Pick out each line below containing "LOWER".

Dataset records
--------

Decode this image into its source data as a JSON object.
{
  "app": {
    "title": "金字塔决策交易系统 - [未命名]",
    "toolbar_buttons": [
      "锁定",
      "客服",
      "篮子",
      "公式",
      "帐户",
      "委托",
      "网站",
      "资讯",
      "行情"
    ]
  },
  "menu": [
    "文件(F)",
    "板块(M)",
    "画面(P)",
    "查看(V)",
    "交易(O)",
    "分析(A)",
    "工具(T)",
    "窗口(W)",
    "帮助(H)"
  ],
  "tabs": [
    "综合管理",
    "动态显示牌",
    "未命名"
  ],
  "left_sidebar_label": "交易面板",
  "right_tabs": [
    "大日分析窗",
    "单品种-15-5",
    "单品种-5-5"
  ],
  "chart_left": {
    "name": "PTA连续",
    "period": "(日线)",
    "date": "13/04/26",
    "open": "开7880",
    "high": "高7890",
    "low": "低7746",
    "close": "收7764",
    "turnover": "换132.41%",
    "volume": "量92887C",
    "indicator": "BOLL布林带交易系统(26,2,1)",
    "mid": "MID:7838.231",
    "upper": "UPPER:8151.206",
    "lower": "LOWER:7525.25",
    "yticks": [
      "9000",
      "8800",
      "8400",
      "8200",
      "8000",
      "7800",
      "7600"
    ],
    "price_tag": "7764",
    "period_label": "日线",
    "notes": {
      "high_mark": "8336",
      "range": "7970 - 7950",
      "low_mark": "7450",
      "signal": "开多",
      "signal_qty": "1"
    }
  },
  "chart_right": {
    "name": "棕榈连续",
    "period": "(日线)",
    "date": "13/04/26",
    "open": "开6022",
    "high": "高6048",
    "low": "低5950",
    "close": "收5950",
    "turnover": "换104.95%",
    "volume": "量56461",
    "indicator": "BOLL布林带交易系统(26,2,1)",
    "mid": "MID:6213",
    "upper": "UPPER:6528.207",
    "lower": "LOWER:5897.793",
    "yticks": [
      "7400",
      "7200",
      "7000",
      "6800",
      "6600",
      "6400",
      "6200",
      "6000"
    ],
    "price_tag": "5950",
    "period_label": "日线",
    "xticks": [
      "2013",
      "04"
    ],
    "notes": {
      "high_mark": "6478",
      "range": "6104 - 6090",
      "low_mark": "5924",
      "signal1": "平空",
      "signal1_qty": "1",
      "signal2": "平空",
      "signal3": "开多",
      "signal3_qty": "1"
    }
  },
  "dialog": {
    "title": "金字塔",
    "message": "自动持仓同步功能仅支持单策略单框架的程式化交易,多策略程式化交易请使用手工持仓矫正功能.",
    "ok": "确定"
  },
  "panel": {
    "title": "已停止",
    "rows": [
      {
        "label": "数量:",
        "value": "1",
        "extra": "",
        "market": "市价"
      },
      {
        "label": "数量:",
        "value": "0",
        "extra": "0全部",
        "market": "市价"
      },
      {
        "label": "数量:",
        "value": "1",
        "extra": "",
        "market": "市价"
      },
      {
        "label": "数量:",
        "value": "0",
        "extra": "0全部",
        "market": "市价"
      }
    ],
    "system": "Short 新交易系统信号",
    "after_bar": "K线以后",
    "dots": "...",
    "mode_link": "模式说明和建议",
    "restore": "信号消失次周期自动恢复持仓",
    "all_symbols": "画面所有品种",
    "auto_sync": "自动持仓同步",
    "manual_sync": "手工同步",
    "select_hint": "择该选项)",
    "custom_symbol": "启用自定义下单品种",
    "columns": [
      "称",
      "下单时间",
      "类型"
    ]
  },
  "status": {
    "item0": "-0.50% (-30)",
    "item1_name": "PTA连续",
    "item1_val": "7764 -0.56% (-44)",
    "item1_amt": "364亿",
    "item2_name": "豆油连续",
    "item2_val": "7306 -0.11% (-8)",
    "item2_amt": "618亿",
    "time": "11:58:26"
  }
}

--------

Solution to this problem
    "lower": "LOWER:7525.25",
    "lower": "LOWER:5897.793",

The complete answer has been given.